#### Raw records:
* * *

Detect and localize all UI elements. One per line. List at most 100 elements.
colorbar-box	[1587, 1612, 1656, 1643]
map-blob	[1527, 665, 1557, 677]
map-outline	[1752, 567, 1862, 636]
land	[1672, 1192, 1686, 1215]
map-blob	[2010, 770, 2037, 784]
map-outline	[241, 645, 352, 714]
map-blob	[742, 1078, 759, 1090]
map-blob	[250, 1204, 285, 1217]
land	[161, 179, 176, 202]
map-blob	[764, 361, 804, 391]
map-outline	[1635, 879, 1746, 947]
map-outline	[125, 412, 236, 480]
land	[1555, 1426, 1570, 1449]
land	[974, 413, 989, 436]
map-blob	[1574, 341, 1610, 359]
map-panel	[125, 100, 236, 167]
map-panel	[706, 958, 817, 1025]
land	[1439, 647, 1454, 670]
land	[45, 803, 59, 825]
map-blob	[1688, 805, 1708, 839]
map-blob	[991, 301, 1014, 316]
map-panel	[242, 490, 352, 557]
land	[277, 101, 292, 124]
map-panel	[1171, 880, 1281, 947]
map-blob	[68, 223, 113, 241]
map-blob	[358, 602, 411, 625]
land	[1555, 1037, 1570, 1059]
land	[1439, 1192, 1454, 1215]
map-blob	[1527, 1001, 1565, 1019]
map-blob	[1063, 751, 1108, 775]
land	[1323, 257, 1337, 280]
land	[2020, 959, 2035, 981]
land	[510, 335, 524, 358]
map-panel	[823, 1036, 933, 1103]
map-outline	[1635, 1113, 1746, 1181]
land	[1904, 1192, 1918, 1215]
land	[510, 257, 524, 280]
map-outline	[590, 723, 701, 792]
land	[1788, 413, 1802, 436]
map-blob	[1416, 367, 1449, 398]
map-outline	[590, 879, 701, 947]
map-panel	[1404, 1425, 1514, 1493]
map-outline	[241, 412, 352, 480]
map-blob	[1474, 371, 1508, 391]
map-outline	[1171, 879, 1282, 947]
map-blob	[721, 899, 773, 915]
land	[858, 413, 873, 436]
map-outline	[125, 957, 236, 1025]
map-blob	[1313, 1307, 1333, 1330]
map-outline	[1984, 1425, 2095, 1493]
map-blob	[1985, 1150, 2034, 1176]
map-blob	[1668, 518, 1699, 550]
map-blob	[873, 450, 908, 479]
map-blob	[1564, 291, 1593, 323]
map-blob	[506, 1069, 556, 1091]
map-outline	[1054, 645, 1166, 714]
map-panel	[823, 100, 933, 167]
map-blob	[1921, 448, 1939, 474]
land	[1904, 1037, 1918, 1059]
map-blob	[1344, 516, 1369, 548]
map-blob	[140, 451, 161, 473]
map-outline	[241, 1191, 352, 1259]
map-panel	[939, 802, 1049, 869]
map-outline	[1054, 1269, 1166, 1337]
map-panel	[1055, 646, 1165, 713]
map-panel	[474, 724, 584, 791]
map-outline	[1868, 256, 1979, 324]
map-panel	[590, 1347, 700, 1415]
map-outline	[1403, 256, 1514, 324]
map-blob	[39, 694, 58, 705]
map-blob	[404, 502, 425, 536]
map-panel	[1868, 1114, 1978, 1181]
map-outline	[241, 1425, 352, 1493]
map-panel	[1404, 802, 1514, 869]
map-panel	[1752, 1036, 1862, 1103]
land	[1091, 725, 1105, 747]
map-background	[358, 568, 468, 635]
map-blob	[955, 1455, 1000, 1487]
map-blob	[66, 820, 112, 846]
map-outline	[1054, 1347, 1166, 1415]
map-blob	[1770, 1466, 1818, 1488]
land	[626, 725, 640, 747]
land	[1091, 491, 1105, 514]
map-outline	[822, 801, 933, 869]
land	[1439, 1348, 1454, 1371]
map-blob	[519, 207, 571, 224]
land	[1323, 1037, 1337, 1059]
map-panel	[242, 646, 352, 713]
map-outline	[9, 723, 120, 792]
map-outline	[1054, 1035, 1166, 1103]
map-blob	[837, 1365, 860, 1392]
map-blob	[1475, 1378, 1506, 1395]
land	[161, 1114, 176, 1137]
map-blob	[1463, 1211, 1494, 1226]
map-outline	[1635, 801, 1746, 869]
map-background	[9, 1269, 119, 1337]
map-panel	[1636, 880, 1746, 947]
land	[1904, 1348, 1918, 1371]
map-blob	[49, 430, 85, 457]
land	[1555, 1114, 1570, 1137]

* * *

#### Set task:
In the records above, substitute "map-region" for every "map-blob" and give them back with everything else unchanged.

#### Complete output:
Detect and localize all UI elements. One per line. List at most 100 elements.
colorbar-box	[1587, 1612, 1656, 1643]
map-region	[1527, 665, 1557, 677]
map-outline	[1752, 567, 1862, 636]
land	[1672, 1192, 1686, 1215]
map-region	[2010, 770, 2037, 784]
map-outline	[241, 645, 352, 714]
map-region	[742, 1078, 759, 1090]
map-region	[250, 1204, 285, 1217]
land	[161, 179, 176, 202]
map-region	[764, 361, 804, 391]
map-outline	[1635, 879, 1746, 947]
map-outline	[125, 412, 236, 480]
land	[1555, 1426, 1570, 1449]
land	[974, 413, 989, 436]
map-region	[1574, 341, 1610, 359]
map-panel	[125, 100, 236, 167]
map-panel	[706, 958, 817, 1025]
land	[1439, 647, 1454, 670]
land	[45, 803, 59, 825]
map-region	[1688, 805, 1708, 839]
map-region	[991, 301, 1014, 316]
map-panel	[242, 490, 352, 557]
land	[277, 101, 292, 124]
map-panel	[1171, 880, 1281, 947]
map-region	[68, 223, 113, 241]
map-region	[358, 602, 411, 625]
land	[1555, 1037, 1570, 1059]
land	[1439, 1192, 1454, 1215]
map-region	[1527, 1001, 1565, 1019]
map-region	[1063, 751, 1108, 775]
land	[1323, 257, 1337, 280]
land	[2020, 959, 2035, 981]
land	[510, 335, 524, 358]
map-panel	[823, 1036, 933, 1103]
map-outline	[1635, 1113, 1746, 1181]
land	[1904, 1192, 1918, 1215]
land	[510, 257, 524, 280]
map-outline	[590, 723, 701, 792]
land	[1788, 413, 1802, 436]
map-region	[1416, 367, 1449, 398]
map-outline	[590, 879, 701, 947]
map-panel	[1404, 1425, 1514, 1493]
map-outline	[241, 412, 352, 480]
map-region	[1474, 371, 1508, 391]
map-outline	[1171, 879, 1282, 947]
map-region	[721, 899, 773, 915]
land	[858, 413, 873, 436]
map-outline	[125, 957, 236, 1025]
map-region	[1313, 1307, 1333, 1330]
map-outline	[1984, 1425, 2095, 1493]
map-region	[1985, 1150, 2034, 1176]
map-region	[1668, 518, 1699, 550]
map-region	[873, 450, 908, 479]
map-region	[1564, 291, 1593, 323]
map-region	[506, 1069, 556, 1091]
map-outline	[1054, 645, 1166, 714]
map-panel	[823, 100, 933, 167]
map-region	[1921, 448, 1939, 474]
land	[1904, 1037, 1918, 1059]
map-region	[1344, 516, 1369, 548]
map-region	[140, 451, 161, 473]
map-outline	[241, 1191, 352, 1259]
map-panel	[939, 802, 1049, 869]
map-outline	[1054, 1269, 1166, 1337]
map-panel	[1055, 646, 1165, 713]
map-panel	[474, 724, 584, 791]
map-outline	[1868, 256, 1979, 324]
map-panel	[590, 1347, 700, 1415]
map-outline	[1403, 256, 1514, 324]
map-region	[39, 694, 58, 705]
map-region	[404, 502, 425, 536]
map-panel	[1868, 1114, 1978, 1181]
map-outline	[241, 1425, 352, 1493]
map-panel	[1404, 802, 1514, 869]
map-panel	[1752, 1036, 1862, 1103]
land	[1091, 725, 1105, 747]
map-background	[358, 568, 468, 635]
map-region	[955, 1455, 1000, 1487]
map-region	[66, 820, 112, 846]
map-outline	[1054, 1347, 1166, 1415]
map-region	[1770, 1466, 1818, 1488]
land	[626, 725, 640, 747]
land	[1091, 491, 1105, 514]
map-outline	[822, 801, 933, 869]
land	[1439, 1348, 1454, 1371]
map-region	[519, 207, 571, 224]
land	[1323, 1037, 1337, 1059]
map-panel	[242, 646, 352, 713]
map-outline	[9, 723, 120, 792]
map-outline	[1054, 1035, 1166, 1103]
map-region	[837, 1365, 860, 1392]
map-region	[1475, 1378, 1506, 1395]
land	[161, 1114, 176, 1137]
map-region	[1463, 1211, 1494, 1226]
map-outline	[1635, 801, 1746, 869]
map-background	[9, 1269, 119, 1337]
map-panel	[1636, 880, 1746, 947]
land	[1904, 1348, 1918, 1371]
map-region	[49, 430, 85, 457]
land	[1555, 1114, 1570, 1137]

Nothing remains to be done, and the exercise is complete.